--- EXERCISE DIRECTIONS ---
Print, exactly and completely, every entry in the data.

--- RECORDED DATA ---
<<<<
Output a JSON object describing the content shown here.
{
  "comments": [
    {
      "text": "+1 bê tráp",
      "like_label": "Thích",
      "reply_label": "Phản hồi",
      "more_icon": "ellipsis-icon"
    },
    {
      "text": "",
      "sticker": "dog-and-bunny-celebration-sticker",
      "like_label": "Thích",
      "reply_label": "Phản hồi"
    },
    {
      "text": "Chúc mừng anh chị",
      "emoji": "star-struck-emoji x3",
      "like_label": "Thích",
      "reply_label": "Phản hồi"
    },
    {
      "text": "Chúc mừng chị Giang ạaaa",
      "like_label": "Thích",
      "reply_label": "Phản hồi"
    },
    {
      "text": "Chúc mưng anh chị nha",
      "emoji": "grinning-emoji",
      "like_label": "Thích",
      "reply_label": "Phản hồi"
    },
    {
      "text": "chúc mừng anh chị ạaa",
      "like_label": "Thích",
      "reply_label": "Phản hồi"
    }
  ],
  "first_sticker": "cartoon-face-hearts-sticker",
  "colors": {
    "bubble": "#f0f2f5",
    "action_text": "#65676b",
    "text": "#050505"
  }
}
>>>>
--- EXPECTED ANSWER ---
Output a JSON object describing the content shown here.
{
  "comments": [
    {
      "text": "+1 bê tráp",
      "like_label": "Thích",
      "reply_label": "Phản hồi",
      "more_icon": "ellipsis-icon"
    },
    {
      "text": "",
      "sticker": "dog-and-bunny-celebration-sticker",
      "like_label": "Thích",
      "reply_label": "Phản hồi"
    },
    {
      "text": "Chúc mừng anh chị",
      "emoji": "star-struck-emoji x3",
      "like_label": "Thích",
      "reply_label": "Phản hồi"
    },
    {
      "text": "Chúc mừng chị Giang ạaaa",
      "like_label": "Thích",
      "reply_label": "Phản hồi"
    },
    {
      "text": "Chúc mưng anh chị nha",
      "emoji": "grinning-emoji",
      "like_label": "Thích",
      "reply_label": "Phản hồi"
    },
    {
      "text": "chúc mừng anh chị ạaa",
      "like_label": "Thích",
      "reply_label": "Phản hồi"
    }
  ],
  "first_sticker": "cartoon-face-hearts-sticker",
  "colors": {
    "bubble": "#f0f2f5",
    "action_text": "#65676b",
    "text": "#050505"
  }
}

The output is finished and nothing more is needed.